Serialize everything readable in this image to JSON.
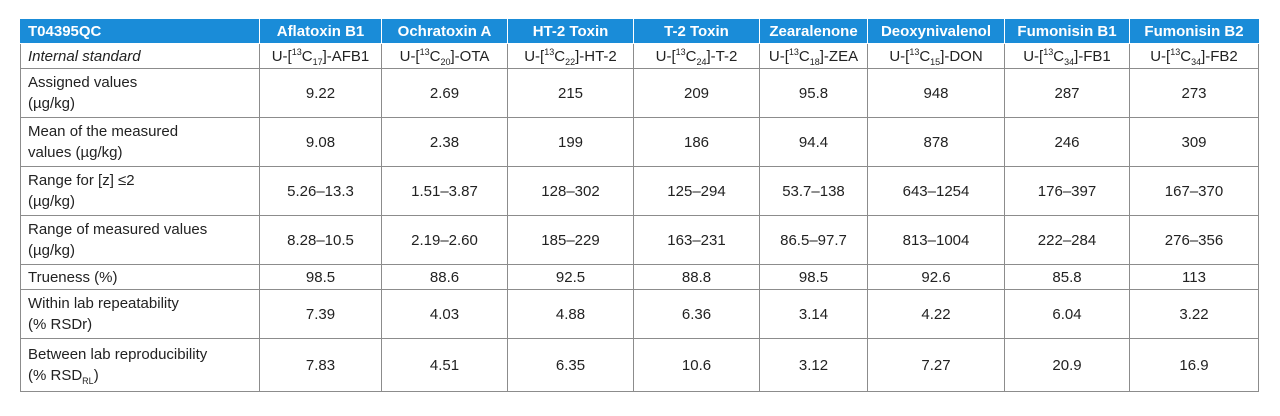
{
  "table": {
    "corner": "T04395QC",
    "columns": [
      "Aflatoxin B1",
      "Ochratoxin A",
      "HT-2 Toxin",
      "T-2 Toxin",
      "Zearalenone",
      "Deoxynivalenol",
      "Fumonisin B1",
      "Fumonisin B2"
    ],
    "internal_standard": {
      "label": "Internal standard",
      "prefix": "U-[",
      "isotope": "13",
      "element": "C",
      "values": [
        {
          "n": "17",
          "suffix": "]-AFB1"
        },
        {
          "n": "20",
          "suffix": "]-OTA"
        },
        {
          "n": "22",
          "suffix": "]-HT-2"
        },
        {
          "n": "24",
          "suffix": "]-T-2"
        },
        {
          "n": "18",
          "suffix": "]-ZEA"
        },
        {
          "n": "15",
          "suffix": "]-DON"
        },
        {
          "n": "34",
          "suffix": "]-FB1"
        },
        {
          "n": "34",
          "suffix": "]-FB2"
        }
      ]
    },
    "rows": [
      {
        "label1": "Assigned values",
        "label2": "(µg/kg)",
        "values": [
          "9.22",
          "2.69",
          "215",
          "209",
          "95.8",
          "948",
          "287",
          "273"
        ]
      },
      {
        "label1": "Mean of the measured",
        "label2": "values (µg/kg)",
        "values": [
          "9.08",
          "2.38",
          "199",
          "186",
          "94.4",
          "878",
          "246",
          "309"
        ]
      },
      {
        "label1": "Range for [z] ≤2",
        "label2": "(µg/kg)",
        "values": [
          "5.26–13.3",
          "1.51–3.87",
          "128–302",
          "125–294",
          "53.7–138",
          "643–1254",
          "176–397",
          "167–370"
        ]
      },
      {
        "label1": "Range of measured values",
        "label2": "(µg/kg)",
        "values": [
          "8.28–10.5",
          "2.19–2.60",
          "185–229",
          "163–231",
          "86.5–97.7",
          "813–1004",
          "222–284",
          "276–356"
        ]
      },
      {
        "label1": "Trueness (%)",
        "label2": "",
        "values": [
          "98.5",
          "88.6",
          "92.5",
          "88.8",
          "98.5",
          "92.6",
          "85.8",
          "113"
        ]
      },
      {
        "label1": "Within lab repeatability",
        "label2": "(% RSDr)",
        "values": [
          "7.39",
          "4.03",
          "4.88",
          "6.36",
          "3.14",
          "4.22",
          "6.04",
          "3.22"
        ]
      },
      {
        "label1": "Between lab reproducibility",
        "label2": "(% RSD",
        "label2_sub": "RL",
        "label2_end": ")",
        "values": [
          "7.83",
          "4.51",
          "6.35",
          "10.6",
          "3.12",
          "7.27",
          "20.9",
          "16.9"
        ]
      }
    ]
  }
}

============================================================

Exercise: The reply should hold every line of the material above, unchanged, and no pictures.

Result below:
Serialize everything readable in this image to JSON.
{
  "table": {
    "corner": "T04395QC",
    "columns": [
      "Aflatoxin B1",
      "Ochratoxin A",
      "HT-2 Toxin",
      "T-2 Toxin",
      "Zearalenone",
      "Deoxynivalenol",
      "Fumonisin B1",
      "Fumonisin B2"
    ],
    "internal_standard": {
      "label": "Internal standard",
      "prefix": "U-[",
      "isotope": "13",
      "element": "C",
      "values": [
        {
          "n": "17",
          "suffix": "]-AFB1"
        },
        {
          "n": "20",
          "suffix": "]-OTA"
        },
        {
          "n": "22",
          "suffix": "]-HT-2"
        },
        {
          "n": "24",
          "suffix": "]-T-2"
        },
        {
          "n": "18",
          "suffix": "]-ZEA"
        },
        {
          "n": "15",
          "suffix": "]-DON"
        },
        {
          "n": "34",
          "suffix": "]-FB1"
        },
        {
          "n": "34",
          "suffix": "]-FB2"
        }
      ]
    },
    "rows": [
      {
        "label1": "Assigned values",
        "label2": "(µg/kg)",
        "values": [
          "9.22",
          "2.69",
          "215",
          "209",
          "95.8",
          "948",
          "287",
          "273"
        ]
      },
      {
        "label1": "Mean of the measured",
        "label2": "values (µg/kg)",
        "values": [
          "9.08",
          "2.38",
          "199",
          "186",
          "94.4",
          "878",
          "246",
          "309"
        ]
      },
      {
        "label1": "Range for [z] ≤2",
        "label2": "(µg/kg)",
        "values": [
          "5.26–13.3",
          "1.51–3.87",
          "128–302",
          "125–294",
          "53.7–138",
          "643–1254",
          "176–397",
          "167–370"
        ]
      },
      {
        "label1": "Range of measured values",
        "label2": "(µg/kg)",
        "values": [
          "8.28–10.5",
          "2.19–2.60",
          "185–229",
          "163–231",
          "86.5–97.7",
          "813–1004",
          "222–284",
          "276–356"
        ]
      },
      {
        "label1": "Trueness (%)",
        "label2": "",
        "values": [
          "98.5",
          "88.6",
          "92.5",
          "88.8",
          "98.5",
          "92.6",
          "85.8",
          "113"
        ]
      },
      {
        "label1": "Within lab repeatability",
        "label2": "(% RSDr)",
        "values": [
          "7.39",
          "4.03",
          "4.88",
          "6.36",
          "3.14",
          "4.22",
          "6.04",
          "3.22"
        ]
      },
      {
        "label1": "Between lab reproducibility",
        "label2": "(% RSD",
        "label2_sub": "RL",
        "label2_end": ")",
        "values": [
          "7.83",
          "4.51",
          "6.35",
          "10.6",
          "3.12",
          "7.27",
          "20.9",
          "16.9"
        ]
      }
    ]
  }
}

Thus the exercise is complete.